Leave the pictures out. Return all other data exactly.

— Start Data rows —

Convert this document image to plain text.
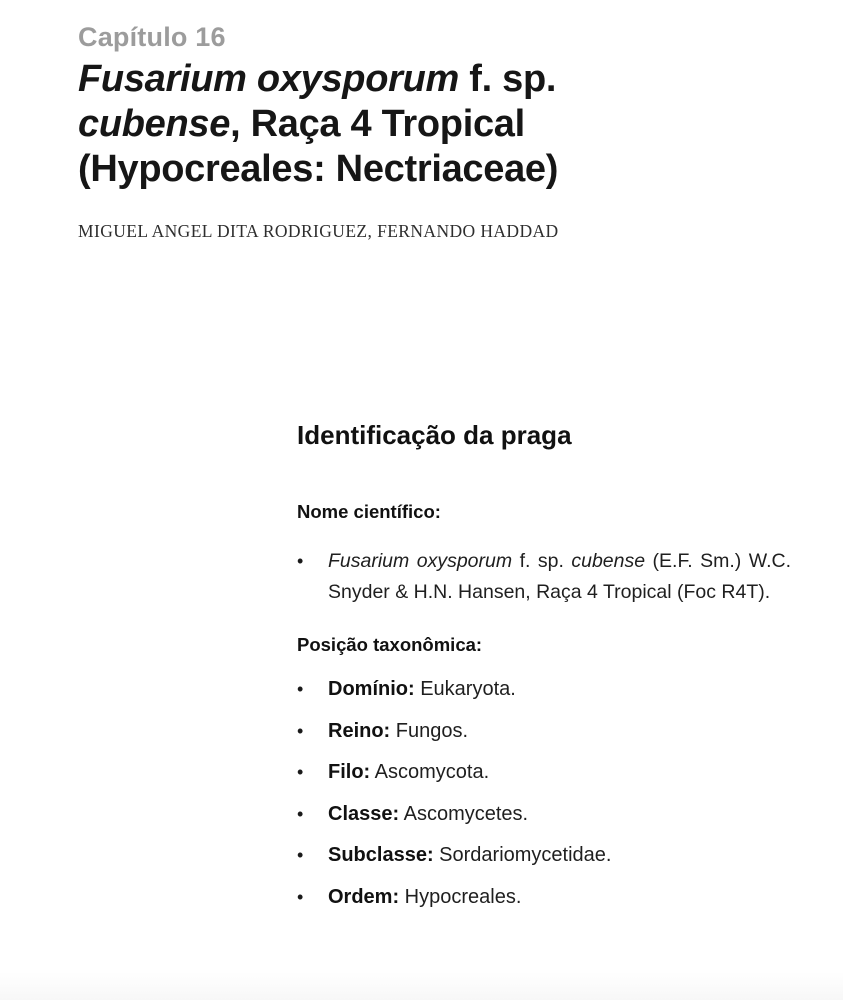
Capítulo 16
Fusarium oxysporum f. sp.
cubense, Raça 4 Tropical
(Hypocreales: Nectriaceae)
MIGUEL ANGEL DITA RODRIGUEZ, FERNANDO HADDAD
Identificação da praga
Nome científico:
•	Fusarium oxysporum f. sp. cubense (E.F. Sm.) W.C. Snyder & H.N. Hansen, Raça 4 Tropical (Foc R4T).
Posição taxonômica:
•	Domínio: Eukaryota.
•	Reino: Fungos.
•	Filo: Ascomycota.
•	Classe: Ascomycetes.
•	Subclasse: Sordariomycetidae.
•	Ordem: Hypocreales.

— End Data rows —

— Answer —
Convert this document image to plain text.
Capítulo 16
Fusarium oxysporum f. sp.
cubense, Raça 4 Tropical
(Hypocreales: Nectriaceae)
MIGUEL ANGEL DITA RODRIGUEZ, FERNANDO HADDAD
Identificação da praga
Nome científico:
•	Fusarium oxysporum f. sp. cubense (E.F. Sm.) W.C. Snyder & H.N. Hansen, Raça 4 Tropical (Foc R4T).
Posição taxonômica:
•	Domínio: Eukaryota.
•	Reino: Fungos.
•	Filo: Ascomycota.
•	Classe: Ascomycetes.
•	Subclasse: Sordariomycetidae.
•	Ordem: Hypocreales.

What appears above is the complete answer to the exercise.